Goal: Find the lines that hold the word "text" and return them.

Dataset records:

____________________

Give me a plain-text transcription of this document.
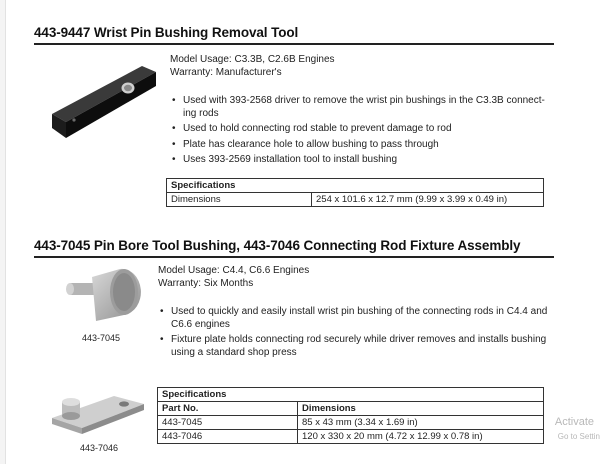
443-9447 Wrist Pin Bushing Removal Tool
Model Usage: C3.3B, C2.6B Engines
Warranty: Manufacturer's
• Used with 393-2568 driver to remove the wrist pin bushings in the C3.3B connect-
ing rods
• Used to hold connecting rod stable to prevent damage to rod
• Plate has clearance hole to allow bushing to pass through
• Uses 393-2569 installation tool to install bushing
Specifications
Dimensions	254 x 101.6 x 12.7 mm (9.99 x 3.99 x 0.49 in)
443-7045 Pin Bore Tool Bushing, 443-7046 Connecting Rod Fixture Assembly
443-7045
Model Usage: C4.4, C6.6 Engines
Warranty: Six Months
• Used to quickly and easily install wrist pin bushing of the connecting rods in C4.4 and
C6.6 engines
• Fixture plate holds connecting rod securely while driver removes and installs bushing
using a standard shop press
443-7046
Specifications	
Part No.	Dimensions
443-7045	85 x 43 mm (3.34 x 1.69 in)
443-7046	120 x 330 x 20 mm (4.72 x 12.99 x 0.78 in)
Activate
Go to Settin
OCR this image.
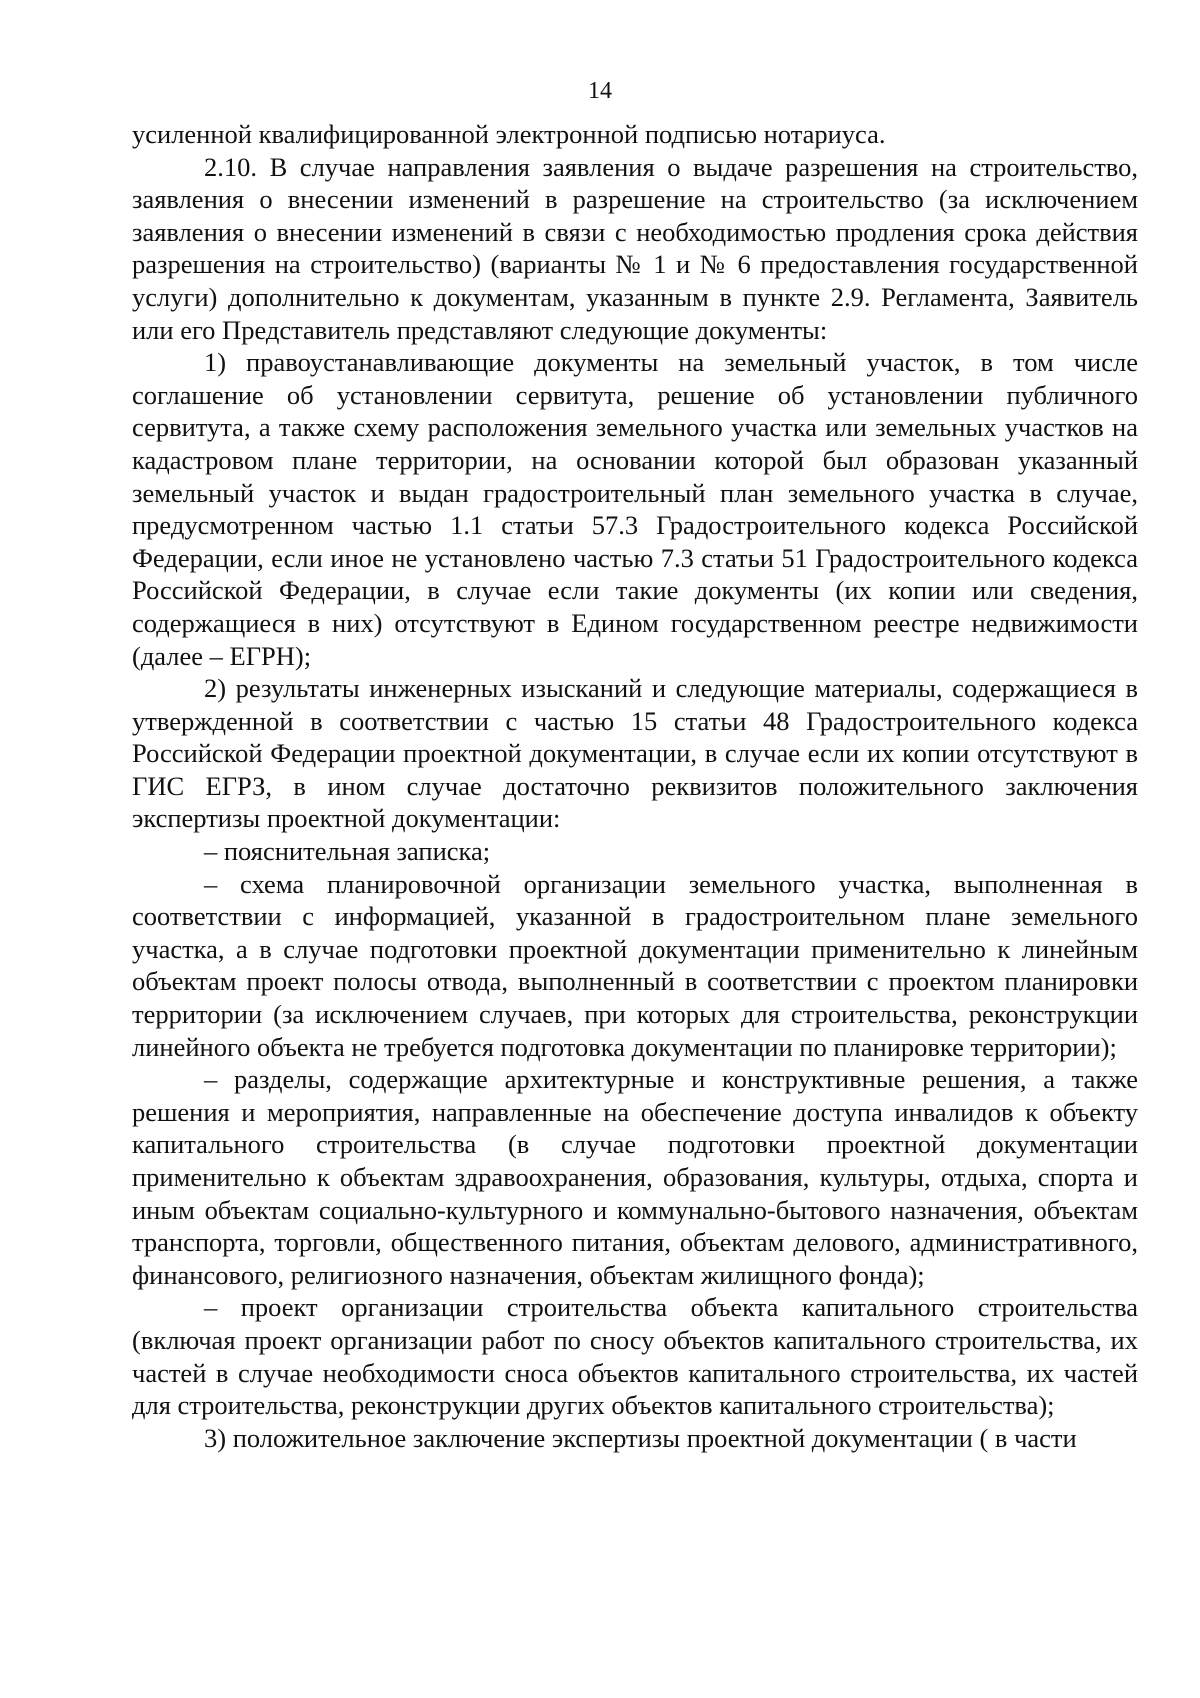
14

усиленной квалифицированной электронной подписью нотариуса.

2.10. В случае направления заявления о выдаче разрешения на строительство, заявления о внесении изменений в разрешение на строительство (за исключением заявления о внесении изменений в связи с необходимостью продления срока действия разрешения на строительство) (варианты № 1 и № 6 предоставления государственной услуги) дополнительно к документам, указанным в пункте 2.9. Регламента, Заявитель или его Представитель представляют следующие документы:

1) правоустанавливающие документы на земельный участок, в том числе соглашение об установлении сервитута, решение об установлении публичного сервитута, а также схему расположения земельного участка или земельных участков на кадастровом плане территории, на основании которой был образован указанный земельный участок и выдан градостроительный план земельного участка в случае, предусмотренном частью 1.1 статьи 57.3 Градостроительного кодекса Российской Федерации, если иное не установлено частью 7.3 статьи 51 Градостроительного кодекса Российской Федерации, в случае если такие документы (их копии или сведения, содержащиеся в них) отсутствуют в Едином государственном реестре недвижимости (далее – ЕГРН);

2) результаты инженерных изысканий и следующие материалы, содержащиеся в утвержденной в соответствии с частью 15 статьи 48 Градостроительного кодекса Российской Федерации проектной документации, в случае если их копии отсутствуют в ГИС ЕГРЗ, в ином случае достаточно реквизитов положительного заключения экспертизы проектной документации:

– пояснительная записка;

– схема планировочной организации земельного участка, выполненная в соответствии с информацией, указанной в градостроительном плане земельного участка, а в случае подготовки проектной документации применительно к линейным объектам проект полосы отвода, выполненный в соответствии с проектом планировки территории (за исключением случаев, при которых для строительства, реконструкции линейного объекта не требуется подготовка документации по планировке территории);

– разделы, содержащие архитектурные и конструктивные решения, а также решения и мероприятия, направленные на обеспечение доступа инвалидов к объекту капитального строительства (в случае подготовки проектной документации применительно к объектам здравоохранения, образования, культуры, отдыха, спорта и иным объектам социально-культурного и коммунально-бытового назначения, объектам транспорта, торговли, общественного питания, объектам делового, административного, финансового, религиозного назначения, объектам жилищного фонда);

– проект организации строительства объекта капитального строительства (включая проект организации работ по сносу объектов капитального строительства, их частей в случае необходимости сноса объектов капитального строительства, их частей для строительства, реконструкции других объектов капитального строительства);

3) положительное заключение экспертизы проектной документации ( в части
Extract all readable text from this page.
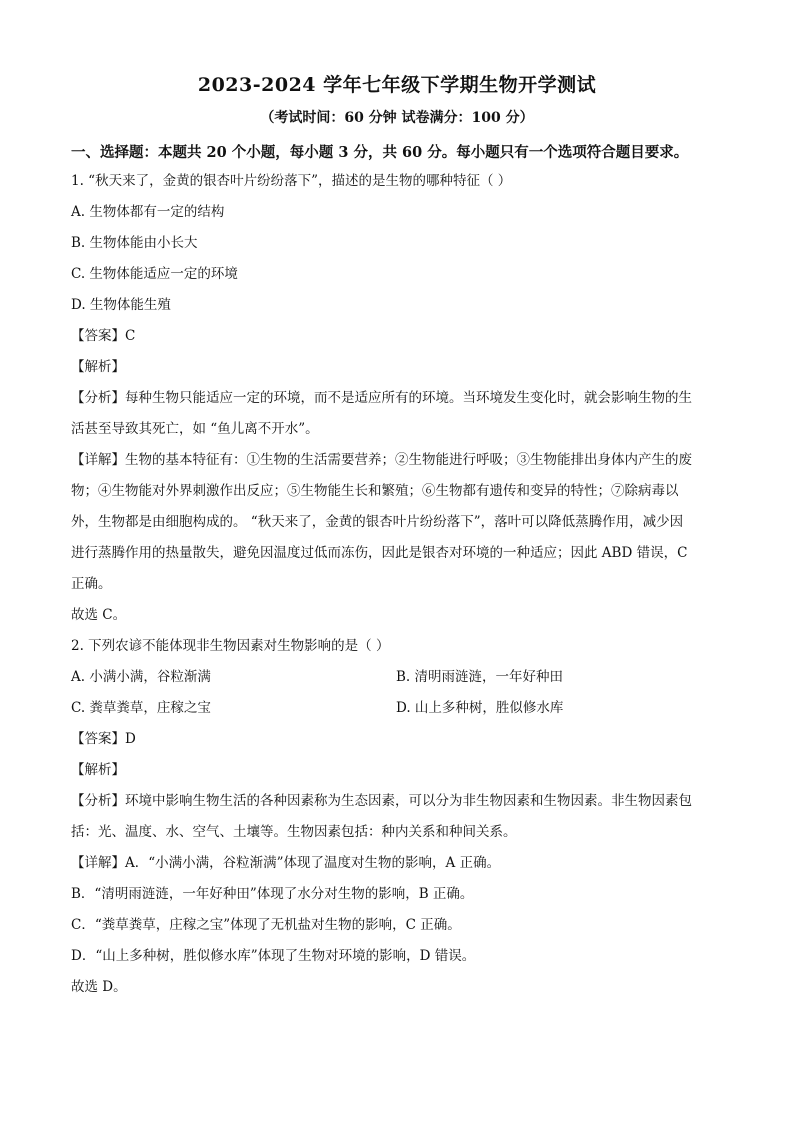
2023-2024 学年七年级下学期生物开学测试
（考试时间：60 分钟 试卷满分：100 分）
一、选择题：本题共 20 个小题，每小题 3 分，共 60 分。每小题只有一个选项符合题目要求。
1. “秋天来了，金黄的银杏叶片纷纷落下”，描述的是生物的哪种特征（ ）
A. 生物体都有一定的结构
B. 生物体能由小长大
C. 生物体能适应一定的环境
D. 生物体能生殖
【答案】C
【解析】
【分析】每种生物只能适应一定的环境，而不是适应所有的环境。当环境发生变化时，就会影响生物的生
活甚至导致其死亡，如 “鱼儿离不开水”。
【详解】生物的基本特征有：①生物的生活需要营养；②生物能进行呼吸；③生物能排出身体内产生的废
物；④生物能对外界刺激作出反应；⑤生物能生长和繁殖；⑥生物都有遗传和变异的特性；⑦除病毒以
外，生物都是由细胞构成的。 “秋天来了，金黄的银杏叶片纷纷落下”，落叶可以降低蒸腾作用，减少因
进行蒸腾作用的热量散失，避免因温度过低而冻伤，因此是银杏对环境的一种适应；因此 ABD 错误，C
正确。
故选 C。
2. 下列农谚不能体现非生物因素对生物影响的是（ ）
A. 小满小满，谷粒渐满	B. 清明雨涟涟，一年好种田
C. 粪草粪草，庄稼之宝	D. 山上多种树，胜似修水库
【答案】D
【解析】
【分析】环境中影响生物生活的各种因素称为生态因素，可以分为非生物因素和生物因素。非生物因素包
括：光、温度、水、空气、土壤等。生物因素包括：种内关系和种间关系。
【详解】A．“小满小满，谷粒渐满”体现了温度对生物的影响，A 正确。
B．“清明雨涟涟，一年好种田”体现了水分对生物的影响，B 正确。
C．“粪草粪草，庄稼之宝”体现了无机盐对生物的影响，C 正确。
D．“山上多种树，胜似修水库”体现了生物对环境的影响，D 错误。
故选 D。
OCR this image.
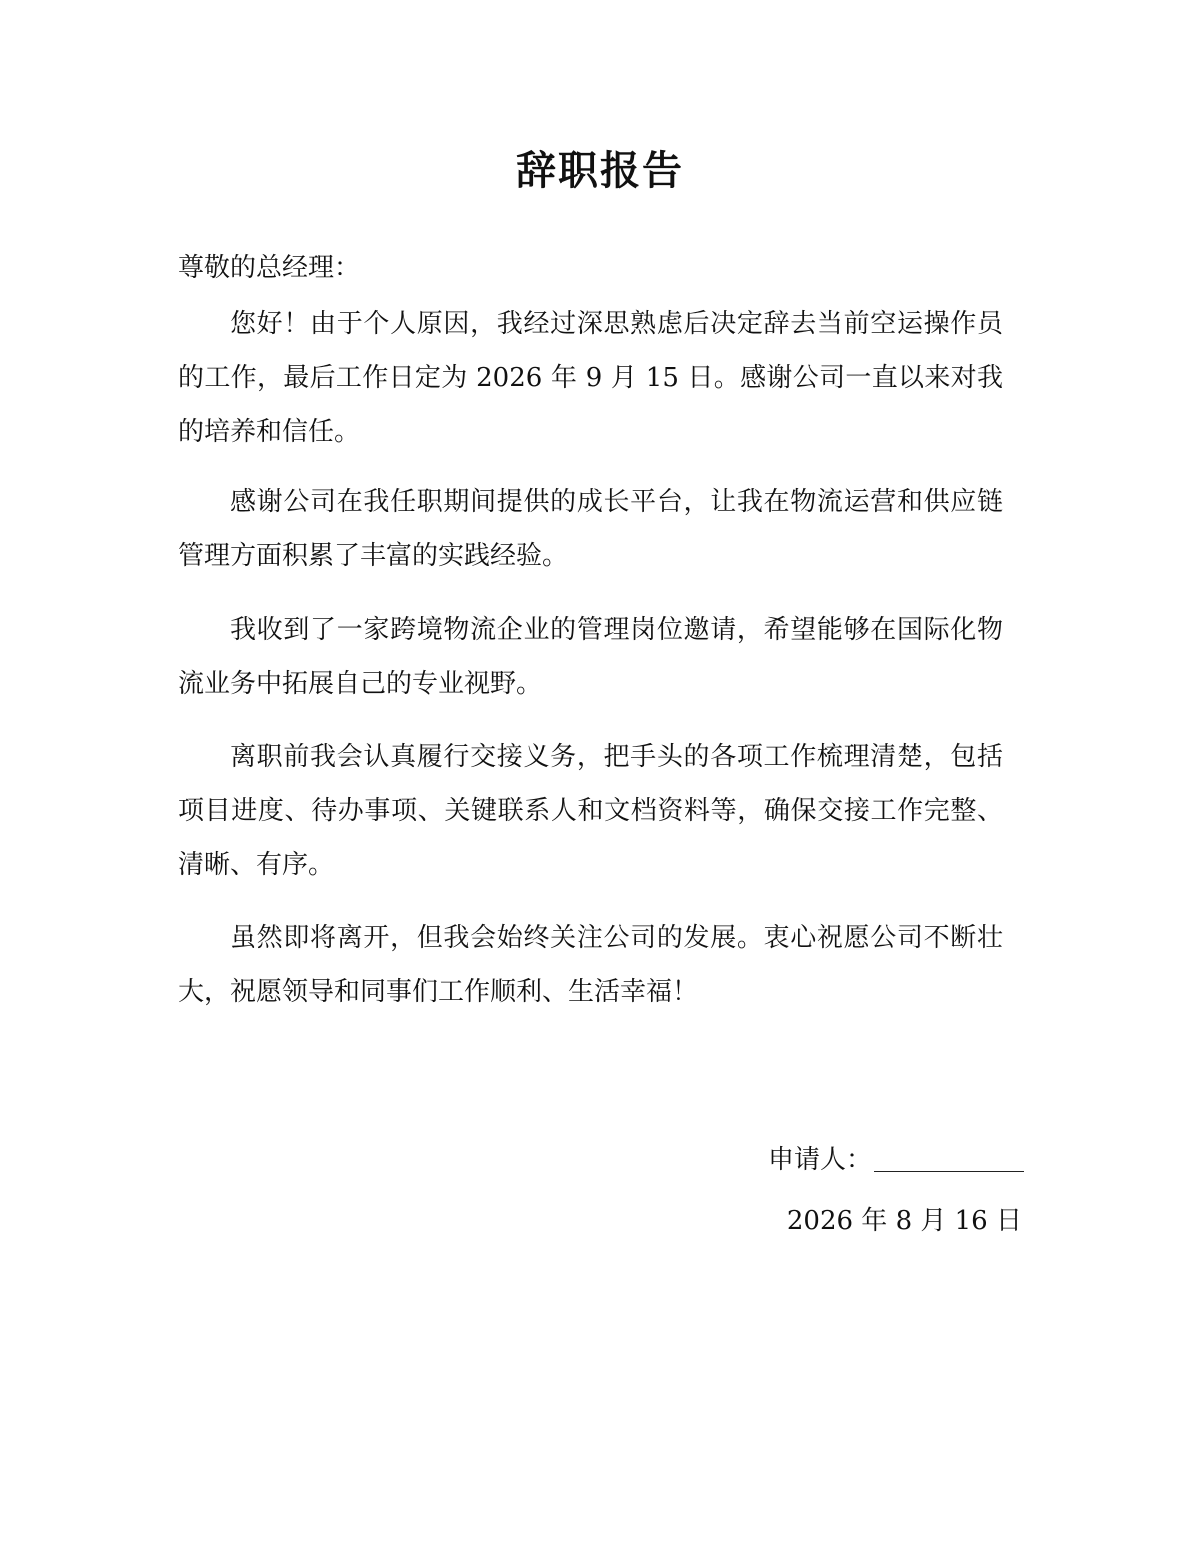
辞职报告

尊敬的总经理：

您好！由于个人原因，我经过深思熟虑后决定辞去当前空运操作员的工作，最后工作日定为 2026 年 9 月 15 日。感谢公司一直以来对我的培养和信任。

感谢公司在我任职期间提供的成长平台，让我在物流运营和供应链管理方面积累了丰富的实践经验。

我收到了一家跨境物流企业的管理岗位邀请，希望能够在国际化物流业务中拓展自己的专业视野。

离职前我会认真履行交接义务，把手头的各项工作梳理清楚，包括项目进度、待办事项、关键联系人和文档资料等，确保交接工作完整、清晰、有序。

虽然即将离开，但我会始终关注公司的发展。衷心祝愿公司不断壮大，祝愿领导和同事们工作顺利、生活幸福！

申请人：
2026 年 8 月 16 日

____________________

Task solution:
Give me a plain-text transcription of this document.
Extract all readable text from this page.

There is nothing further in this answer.